BEGIN DATASET CONTENT

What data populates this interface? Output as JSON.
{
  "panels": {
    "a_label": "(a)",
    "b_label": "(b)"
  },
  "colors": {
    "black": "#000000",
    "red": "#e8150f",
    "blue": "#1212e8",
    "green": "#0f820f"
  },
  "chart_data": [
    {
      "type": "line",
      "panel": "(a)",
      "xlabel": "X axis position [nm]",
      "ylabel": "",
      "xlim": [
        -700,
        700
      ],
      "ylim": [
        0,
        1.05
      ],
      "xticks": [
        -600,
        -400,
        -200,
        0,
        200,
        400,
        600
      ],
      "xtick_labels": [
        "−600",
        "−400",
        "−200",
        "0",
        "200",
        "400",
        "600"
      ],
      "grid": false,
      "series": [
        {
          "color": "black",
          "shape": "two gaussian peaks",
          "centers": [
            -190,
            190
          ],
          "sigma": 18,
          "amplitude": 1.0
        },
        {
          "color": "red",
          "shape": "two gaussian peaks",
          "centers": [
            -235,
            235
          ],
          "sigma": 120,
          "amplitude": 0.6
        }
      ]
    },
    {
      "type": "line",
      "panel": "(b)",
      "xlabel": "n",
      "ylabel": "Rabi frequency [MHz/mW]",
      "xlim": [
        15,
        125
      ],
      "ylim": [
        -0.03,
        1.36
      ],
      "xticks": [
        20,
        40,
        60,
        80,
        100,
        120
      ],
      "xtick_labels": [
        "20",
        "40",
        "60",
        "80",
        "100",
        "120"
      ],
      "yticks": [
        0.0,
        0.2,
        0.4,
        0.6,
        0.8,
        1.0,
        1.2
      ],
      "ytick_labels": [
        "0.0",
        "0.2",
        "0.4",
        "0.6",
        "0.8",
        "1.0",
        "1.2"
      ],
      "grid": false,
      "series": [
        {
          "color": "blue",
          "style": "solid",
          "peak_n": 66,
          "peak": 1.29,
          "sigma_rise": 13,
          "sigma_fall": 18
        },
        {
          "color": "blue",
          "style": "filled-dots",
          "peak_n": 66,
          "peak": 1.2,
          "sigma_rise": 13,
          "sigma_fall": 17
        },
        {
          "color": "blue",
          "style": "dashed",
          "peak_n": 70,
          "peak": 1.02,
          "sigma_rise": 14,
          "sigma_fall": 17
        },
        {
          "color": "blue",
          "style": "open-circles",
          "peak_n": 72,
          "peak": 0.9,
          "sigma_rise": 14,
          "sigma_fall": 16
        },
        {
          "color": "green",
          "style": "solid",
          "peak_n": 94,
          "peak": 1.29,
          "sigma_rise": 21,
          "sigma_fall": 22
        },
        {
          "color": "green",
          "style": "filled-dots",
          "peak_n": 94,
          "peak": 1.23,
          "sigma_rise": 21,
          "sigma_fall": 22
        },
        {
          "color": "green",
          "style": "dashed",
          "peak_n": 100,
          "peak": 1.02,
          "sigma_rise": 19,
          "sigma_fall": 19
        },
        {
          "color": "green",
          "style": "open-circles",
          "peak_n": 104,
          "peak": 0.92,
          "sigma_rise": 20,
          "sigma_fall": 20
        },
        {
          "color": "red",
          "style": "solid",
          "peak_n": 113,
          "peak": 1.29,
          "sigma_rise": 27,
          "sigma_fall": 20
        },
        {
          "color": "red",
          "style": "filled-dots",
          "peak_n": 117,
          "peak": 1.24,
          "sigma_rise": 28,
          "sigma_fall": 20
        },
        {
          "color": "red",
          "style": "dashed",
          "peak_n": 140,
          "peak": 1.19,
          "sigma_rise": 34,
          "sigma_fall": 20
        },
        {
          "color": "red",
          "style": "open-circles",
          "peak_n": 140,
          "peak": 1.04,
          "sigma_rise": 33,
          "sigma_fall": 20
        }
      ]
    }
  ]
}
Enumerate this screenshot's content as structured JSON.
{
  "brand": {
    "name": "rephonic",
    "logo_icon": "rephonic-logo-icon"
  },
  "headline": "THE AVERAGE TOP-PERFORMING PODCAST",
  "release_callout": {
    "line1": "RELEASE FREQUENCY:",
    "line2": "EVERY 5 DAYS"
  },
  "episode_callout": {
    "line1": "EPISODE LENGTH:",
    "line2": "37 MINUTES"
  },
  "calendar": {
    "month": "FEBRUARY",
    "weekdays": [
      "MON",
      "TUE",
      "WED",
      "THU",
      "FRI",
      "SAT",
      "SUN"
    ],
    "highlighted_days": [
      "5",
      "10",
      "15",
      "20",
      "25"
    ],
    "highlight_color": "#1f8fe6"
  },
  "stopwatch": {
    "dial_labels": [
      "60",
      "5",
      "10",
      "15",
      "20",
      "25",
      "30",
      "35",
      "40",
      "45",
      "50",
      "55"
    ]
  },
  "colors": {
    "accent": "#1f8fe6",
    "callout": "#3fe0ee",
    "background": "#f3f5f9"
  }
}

END DATASET CONTENT

## REQUIRED WORK
Reproduce all of the material above word for word.

## COMPLETED EXERCISE
What data populates this interface? Output as JSON.
{
  "panels": {
    "a_label": "(a)",
    "b_label": "(b)"
  },
  "colors": {
    "black": "#000000",
    "red": "#e8150f",
    "blue": "#1212e8",
    "green": "#0f820f"
  },
  "chart_data": [
    {
      "type": "line",
      "panel": "(a)",
      "xlabel": "X axis position [nm]",
      "ylabel": "",
      "xlim": [
        -700,
        700
      ],
      "ylim": [
        0,
        1.05
      ],
      "xticks": [
        -600,
        -400,
        -200,
        0,
        200,
        400,
        600
      ],
      "xtick_labels": [
        "−600",
        "−400",
        "−200",
        "0",
        "200",
        "400",
        "600"
      ],
      "grid": false,
      "series": [
        {
          "color": "black",
          "shape": "two gaussian peaks",
          "centers": [
            -190,
            190
          ],
          "sigma": 18,
          "amplitude": 1.0
        },
        {
          "color": "red",
          "shape": "two gaussian peaks",
          "centers": [
            -235,
            235
          ],
          "sigma": 120,
          "amplitude": 0.6
        }
      ]
    },
    {
      "type": "line",
      "panel": "(b)",
      "xlabel": "n",
      "ylabel": "Rabi frequency [MHz/mW]",
      "xlim": [
        15,
        125
      ],
      "ylim": [
        -0.03,
        1.36
      ],
      "xticks": [
        20,
        40,
        60,
        80,
        100,
        120
      ],
      "xtick_labels": [
        "20",
        "40",
        "60",
        "80",
        "100",
        "120"
      ],
      "yticks": [
        0.0,
        0.2,
        0.4,
        0.6,
        0.8,
        1.0,
        1.2
      ],
      "ytick_labels": [
        "0.0",
        "0.2",
        "0.4",
        "0.6",
        "0.8",
        "1.0",
        "1.2"
      ],
      "grid": false,
      "series": [
        {
          "color": "blue",
          "style": "solid",
          "peak_n": 66,
          "peak": 1.29,
          "sigma_rise": 13,
          "sigma_fall": 18
        },
        {
          "color": "blue",
          "style": "filled-dots",
          "peak_n": 66,
          "peak": 1.2,
          "sigma_rise": 13,
          "sigma_fall": 17
        },
        {
          "color": "blue",
          "style": "dashed",
          "peak_n": 70,
          "peak": 1.02,
          "sigma_rise": 14,
          "sigma_fall": 17
        },
        {
          "color": "blue",
          "style": "open-circles",
          "peak_n": 72,
          "peak": 0.9,
          "sigma_rise": 14,
          "sigma_fall": 16
        },
        {
          "color": "green",
          "style": "solid",
          "peak_n": 94,
          "peak": 1.29,
          "sigma_rise": 21,
          "sigma_fall": 22
        },
        {
          "color": "green",
          "style": "filled-dots",
          "peak_n": 94,
          "peak": 1.23,
          "sigma_rise": 21,
          "sigma_fall": 22
        },
        {
          "color": "green",
          "style": "dashed",
          "peak_n": 100,
          "peak": 1.02,
          "sigma_rise": 19,
          "sigma_fall": 19
        },
        {
          "color": "green",
          "style": "open-circles",
          "peak_n": 104,
          "peak": 0.92,
          "sigma_rise": 20,
          "sigma_fall": 20
        },
        {
          "color": "red",
          "style": "solid",
          "peak_n": 113,
          "peak": 1.29,
          "sigma_rise": 27,
          "sigma_fall": 20
        },
        {
          "color": "red",
          "style": "filled-dots",
          "peak_n": 117,
          "peak": 1.24,
          "sigma_rise": 28,
          "sigma_fall": 20
        },
        {
          "color": "red",
          "style": "dashed",
          "peak_n": 140,
          "peak": 1.19,
          "sigma_rise": 34,
          "sigma_fall": 20
        },
        {
          "color": "red",
          "style": "open-circles",
          "peak_n": 140,
          "peak": 1.04,
          "sigma_rise": 33,
          "sigma_fall": 20
        }
      ]
    }
  ]
}
Enumerate this screenshot's content as structured JSON.
{
  "brand": {
    "name": "rephonic",
    "logo_icon": "rephonic-logo-icon"
  },
  "headline": "THE AVERAGE TOP-PERFORMING PODCAST",
  "release_callout": {
    "line1": "RELEASE FREQUENCY:",
    "line2": "EVERY 5 DAYS"
  },
  "episode_callout": {
    "line1": "EPISODE LENGTH:",
    "line2": "37 MINUTES"
  },
  "calendar": {
    "month": "FEBRUARY",
    "weekdays": [
      "MON",
      "TUE",
      "WED",
      "THU",
      "FRI",
      "SAT",
      "SUN"
    ],
    "highlighted_days": [
      "5",
      "10",
      "15",
      "20",
      "25"
    ],
    "highlight_color": "#1f8fe6"
  },
  "stopwatch": {
    "dial_labels": [
      "60",
      "5",
      "10",
      "15",
      "20",
      "25",
      "30",
      "35",
      "40",
      "45",
      "50",
      "55"
    ]
  },
  "colors": {
    "accent": "#1f8fe6",
    "callout": "#3fe0ee",
    "background": "#f3f5f9"
  }
}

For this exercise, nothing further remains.